» WHAT THIS TASK INVOLVES
Scan the listing below. Report each line that includes "фундамента".

### INPUT MATERIAL

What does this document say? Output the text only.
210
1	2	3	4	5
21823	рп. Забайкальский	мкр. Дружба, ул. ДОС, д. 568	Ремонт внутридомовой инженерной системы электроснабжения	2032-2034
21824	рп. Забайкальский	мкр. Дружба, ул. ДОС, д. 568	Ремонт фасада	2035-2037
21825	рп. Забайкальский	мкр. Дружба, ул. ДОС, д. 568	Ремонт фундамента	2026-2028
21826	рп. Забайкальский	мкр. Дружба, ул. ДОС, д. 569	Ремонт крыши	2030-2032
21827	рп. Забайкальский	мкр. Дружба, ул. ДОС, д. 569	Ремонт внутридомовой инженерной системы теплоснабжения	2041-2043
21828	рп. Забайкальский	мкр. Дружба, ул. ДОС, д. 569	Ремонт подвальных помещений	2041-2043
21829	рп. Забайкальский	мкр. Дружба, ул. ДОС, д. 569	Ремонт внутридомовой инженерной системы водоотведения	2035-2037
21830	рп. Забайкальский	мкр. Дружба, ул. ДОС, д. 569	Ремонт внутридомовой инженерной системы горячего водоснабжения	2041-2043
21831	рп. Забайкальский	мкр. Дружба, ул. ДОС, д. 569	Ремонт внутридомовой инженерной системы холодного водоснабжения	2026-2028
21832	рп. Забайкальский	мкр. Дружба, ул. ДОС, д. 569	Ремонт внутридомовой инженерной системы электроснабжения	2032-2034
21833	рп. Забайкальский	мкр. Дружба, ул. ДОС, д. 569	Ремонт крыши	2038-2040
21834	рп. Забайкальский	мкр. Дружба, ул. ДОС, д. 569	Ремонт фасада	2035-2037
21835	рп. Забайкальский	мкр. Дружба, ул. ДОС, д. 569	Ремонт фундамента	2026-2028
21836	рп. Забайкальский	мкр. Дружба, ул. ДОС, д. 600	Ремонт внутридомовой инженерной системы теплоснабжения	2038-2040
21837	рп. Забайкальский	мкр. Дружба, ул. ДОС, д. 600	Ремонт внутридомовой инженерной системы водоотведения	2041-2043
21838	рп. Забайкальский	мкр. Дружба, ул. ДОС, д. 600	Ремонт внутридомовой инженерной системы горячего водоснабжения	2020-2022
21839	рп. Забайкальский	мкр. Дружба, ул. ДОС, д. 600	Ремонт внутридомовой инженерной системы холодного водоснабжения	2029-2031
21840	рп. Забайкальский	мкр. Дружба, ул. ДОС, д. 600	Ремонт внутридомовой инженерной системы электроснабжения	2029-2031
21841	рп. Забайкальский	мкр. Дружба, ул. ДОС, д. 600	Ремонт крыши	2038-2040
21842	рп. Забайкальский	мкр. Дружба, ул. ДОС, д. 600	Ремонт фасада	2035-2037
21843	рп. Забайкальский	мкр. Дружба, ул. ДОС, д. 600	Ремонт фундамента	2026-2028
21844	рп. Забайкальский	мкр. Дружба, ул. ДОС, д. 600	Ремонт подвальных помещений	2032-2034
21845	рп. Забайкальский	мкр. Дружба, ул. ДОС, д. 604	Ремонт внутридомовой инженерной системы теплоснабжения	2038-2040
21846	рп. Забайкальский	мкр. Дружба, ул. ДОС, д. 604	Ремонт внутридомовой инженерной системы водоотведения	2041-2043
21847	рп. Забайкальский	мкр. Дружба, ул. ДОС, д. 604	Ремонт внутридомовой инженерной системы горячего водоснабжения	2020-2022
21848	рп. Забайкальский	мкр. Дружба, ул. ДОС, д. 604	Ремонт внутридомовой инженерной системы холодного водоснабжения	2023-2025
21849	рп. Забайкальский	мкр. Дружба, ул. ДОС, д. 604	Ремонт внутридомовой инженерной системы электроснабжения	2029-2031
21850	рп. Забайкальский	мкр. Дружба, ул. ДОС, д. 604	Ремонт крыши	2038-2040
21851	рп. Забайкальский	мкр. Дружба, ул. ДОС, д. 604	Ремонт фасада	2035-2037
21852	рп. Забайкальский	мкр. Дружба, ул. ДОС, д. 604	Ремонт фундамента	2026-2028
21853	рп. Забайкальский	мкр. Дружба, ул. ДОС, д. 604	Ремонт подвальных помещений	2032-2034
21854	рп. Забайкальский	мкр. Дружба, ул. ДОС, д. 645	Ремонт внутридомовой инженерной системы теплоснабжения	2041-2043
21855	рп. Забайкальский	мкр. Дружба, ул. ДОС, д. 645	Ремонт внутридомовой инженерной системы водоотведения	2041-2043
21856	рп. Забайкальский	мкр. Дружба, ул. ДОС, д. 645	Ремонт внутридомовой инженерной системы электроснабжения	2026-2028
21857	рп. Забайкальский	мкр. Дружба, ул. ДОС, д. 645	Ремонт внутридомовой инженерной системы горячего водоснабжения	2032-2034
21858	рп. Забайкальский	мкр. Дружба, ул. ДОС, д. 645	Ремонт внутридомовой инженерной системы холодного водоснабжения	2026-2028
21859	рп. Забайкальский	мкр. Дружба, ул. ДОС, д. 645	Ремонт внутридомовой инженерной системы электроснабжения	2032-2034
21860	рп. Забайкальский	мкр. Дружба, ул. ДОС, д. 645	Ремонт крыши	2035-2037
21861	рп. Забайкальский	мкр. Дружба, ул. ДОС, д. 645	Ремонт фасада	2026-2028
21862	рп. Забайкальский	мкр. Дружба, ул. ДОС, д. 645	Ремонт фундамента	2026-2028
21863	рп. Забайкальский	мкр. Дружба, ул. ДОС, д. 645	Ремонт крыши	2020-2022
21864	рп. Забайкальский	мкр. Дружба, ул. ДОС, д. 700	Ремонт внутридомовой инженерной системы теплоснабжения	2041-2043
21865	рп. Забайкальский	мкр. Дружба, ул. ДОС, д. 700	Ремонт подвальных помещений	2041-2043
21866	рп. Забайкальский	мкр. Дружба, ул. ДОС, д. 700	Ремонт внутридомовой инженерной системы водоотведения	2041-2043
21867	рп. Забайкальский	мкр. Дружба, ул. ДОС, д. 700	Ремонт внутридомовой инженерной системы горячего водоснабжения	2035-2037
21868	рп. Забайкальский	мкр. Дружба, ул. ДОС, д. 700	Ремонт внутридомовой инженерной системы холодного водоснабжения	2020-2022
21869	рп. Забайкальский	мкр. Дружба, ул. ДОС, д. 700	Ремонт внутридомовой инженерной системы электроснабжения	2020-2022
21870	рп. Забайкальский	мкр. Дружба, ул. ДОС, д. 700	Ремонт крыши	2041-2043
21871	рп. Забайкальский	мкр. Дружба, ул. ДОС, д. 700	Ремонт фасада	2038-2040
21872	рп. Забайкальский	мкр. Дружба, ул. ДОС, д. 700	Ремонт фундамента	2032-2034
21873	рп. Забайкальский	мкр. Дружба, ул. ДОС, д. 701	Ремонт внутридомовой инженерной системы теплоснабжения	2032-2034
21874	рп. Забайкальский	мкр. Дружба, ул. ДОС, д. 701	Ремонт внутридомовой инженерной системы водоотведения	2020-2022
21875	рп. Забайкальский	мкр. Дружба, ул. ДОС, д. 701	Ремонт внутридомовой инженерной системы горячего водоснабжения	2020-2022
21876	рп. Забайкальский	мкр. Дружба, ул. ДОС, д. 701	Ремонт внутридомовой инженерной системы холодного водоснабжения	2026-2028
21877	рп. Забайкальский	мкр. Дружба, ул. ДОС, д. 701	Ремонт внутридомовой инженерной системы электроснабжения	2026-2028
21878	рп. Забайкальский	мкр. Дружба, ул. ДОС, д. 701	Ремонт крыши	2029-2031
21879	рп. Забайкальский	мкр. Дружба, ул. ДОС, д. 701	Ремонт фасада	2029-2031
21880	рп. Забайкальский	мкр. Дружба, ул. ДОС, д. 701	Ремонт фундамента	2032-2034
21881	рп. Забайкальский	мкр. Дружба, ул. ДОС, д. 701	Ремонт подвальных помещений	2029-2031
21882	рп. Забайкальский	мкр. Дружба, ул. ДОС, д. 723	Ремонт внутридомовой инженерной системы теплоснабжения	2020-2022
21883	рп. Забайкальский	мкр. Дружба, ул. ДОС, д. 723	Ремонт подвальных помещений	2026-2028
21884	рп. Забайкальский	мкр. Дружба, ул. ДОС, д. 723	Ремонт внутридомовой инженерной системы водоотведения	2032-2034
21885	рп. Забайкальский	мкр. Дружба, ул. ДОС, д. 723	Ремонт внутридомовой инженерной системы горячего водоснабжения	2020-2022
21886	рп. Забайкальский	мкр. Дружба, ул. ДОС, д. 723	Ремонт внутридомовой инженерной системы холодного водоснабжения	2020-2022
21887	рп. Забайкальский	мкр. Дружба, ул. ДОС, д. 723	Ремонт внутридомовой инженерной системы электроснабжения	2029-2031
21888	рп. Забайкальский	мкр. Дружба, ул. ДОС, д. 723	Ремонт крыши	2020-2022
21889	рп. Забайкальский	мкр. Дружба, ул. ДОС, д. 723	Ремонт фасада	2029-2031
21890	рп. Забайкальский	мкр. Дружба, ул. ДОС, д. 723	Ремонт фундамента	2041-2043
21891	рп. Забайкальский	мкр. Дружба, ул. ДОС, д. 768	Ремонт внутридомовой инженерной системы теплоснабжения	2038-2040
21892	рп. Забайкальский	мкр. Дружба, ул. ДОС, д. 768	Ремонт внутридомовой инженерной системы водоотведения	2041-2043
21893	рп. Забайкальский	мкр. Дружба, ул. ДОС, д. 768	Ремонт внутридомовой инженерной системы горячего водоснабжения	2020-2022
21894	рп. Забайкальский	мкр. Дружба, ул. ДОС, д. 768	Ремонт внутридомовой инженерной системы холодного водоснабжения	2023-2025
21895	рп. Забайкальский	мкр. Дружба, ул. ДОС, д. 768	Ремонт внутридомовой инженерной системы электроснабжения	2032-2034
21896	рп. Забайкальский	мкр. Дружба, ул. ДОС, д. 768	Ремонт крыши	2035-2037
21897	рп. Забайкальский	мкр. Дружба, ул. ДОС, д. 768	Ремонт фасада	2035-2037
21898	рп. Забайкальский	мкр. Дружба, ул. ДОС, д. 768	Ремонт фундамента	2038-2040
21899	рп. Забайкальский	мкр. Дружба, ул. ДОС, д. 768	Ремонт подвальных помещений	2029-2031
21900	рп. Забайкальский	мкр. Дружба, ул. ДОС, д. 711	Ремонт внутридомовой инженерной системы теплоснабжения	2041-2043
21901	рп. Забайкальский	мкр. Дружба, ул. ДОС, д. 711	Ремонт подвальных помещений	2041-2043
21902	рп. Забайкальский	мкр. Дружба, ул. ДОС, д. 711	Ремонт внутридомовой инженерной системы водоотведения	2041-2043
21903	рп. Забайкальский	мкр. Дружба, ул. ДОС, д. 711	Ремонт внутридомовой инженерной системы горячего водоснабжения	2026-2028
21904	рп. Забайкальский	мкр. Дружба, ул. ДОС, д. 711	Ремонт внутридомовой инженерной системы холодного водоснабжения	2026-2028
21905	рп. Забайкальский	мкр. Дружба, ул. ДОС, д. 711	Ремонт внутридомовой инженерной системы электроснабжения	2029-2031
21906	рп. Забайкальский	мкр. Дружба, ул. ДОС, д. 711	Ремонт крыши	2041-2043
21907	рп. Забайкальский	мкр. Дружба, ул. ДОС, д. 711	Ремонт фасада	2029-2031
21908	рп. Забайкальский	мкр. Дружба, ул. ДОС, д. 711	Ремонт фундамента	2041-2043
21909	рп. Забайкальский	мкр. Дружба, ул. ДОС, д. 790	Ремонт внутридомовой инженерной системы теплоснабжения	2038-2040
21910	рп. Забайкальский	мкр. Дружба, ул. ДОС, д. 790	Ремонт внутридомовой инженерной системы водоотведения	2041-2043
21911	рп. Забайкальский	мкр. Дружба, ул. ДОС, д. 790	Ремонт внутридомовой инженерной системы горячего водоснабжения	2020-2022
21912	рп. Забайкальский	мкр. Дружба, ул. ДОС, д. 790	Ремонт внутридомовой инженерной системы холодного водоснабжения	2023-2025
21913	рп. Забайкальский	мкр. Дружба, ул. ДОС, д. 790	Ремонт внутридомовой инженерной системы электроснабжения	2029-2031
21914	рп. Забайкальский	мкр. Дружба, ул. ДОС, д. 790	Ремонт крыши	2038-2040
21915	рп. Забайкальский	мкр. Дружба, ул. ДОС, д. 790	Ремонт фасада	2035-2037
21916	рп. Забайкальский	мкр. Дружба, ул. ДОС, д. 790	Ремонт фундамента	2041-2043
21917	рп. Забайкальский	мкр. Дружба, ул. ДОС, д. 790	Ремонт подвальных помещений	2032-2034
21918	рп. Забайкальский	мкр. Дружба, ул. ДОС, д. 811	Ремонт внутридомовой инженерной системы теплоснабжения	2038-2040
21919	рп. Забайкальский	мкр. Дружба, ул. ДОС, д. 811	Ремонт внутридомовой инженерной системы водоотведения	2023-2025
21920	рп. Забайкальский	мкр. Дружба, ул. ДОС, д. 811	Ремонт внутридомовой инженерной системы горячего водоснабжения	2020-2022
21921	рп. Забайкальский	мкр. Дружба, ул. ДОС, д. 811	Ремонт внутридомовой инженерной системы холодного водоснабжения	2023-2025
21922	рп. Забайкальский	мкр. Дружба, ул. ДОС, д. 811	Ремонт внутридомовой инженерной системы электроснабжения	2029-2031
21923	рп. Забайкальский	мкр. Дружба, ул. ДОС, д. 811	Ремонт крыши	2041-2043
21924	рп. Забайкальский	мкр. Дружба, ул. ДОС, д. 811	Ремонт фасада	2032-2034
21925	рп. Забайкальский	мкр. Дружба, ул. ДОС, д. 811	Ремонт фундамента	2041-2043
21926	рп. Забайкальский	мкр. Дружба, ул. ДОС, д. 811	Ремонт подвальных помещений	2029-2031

######

» FINAL ANSWER
21825	рп. Забайкальский	мкр. Дружба, ул. ДОС, д. 568	Ремонт фундамента	2026-2028
21835	рп. Забайкальский	мкр. Дружба, ул. ДОС, д. 569	Ремонт фундамента	2026-2028
21843	рп. Забайкальский	мкр. Дружба, ул. ДОС, д. 600	Ремонт фундамента	2026-2028
21852	рп. Забайкальский	мкр. Дружба, ул. ДОС, д. 604	Ремонт фундамента	2026-2028
21862	рп. Забайкальский	мкр. Дружба, ул. ДОС, д. 645	Ремонт фундамента	2026-2028
21872	рп. Забайкальский	мкр. Дружба, ул. ДОС, д. 700	Ремонт фундамента	2032-2034
21880	рп. Забайкальский	мкр. Дружба, ул. ДОС, д. 701	Ремонт фундамента	2032-2034
21890	рп. Забайкальский	мкр. Дружба, ул. ДОС, д. 723	Ремонт фундамента	2041-2043
21898	рп. Забайкальский	мкр. Дружба, ул. ДОС, д. 768	Ремонт фундамента	2038-2040
21908	рп. Забайкальский	мкр. Дружба, ул. ДОС, д. 711	Ремонт фундамента	2041-2043
21916	рп. Забайкальский	мкр. Дружба, ул. ДОС, д. 790	Ремонт фундамента	2041-2043
21925	рп. Забайкальский	мкр. Дружба, ул. ДОС, д. 811	Ремонт фундамента	2041-2043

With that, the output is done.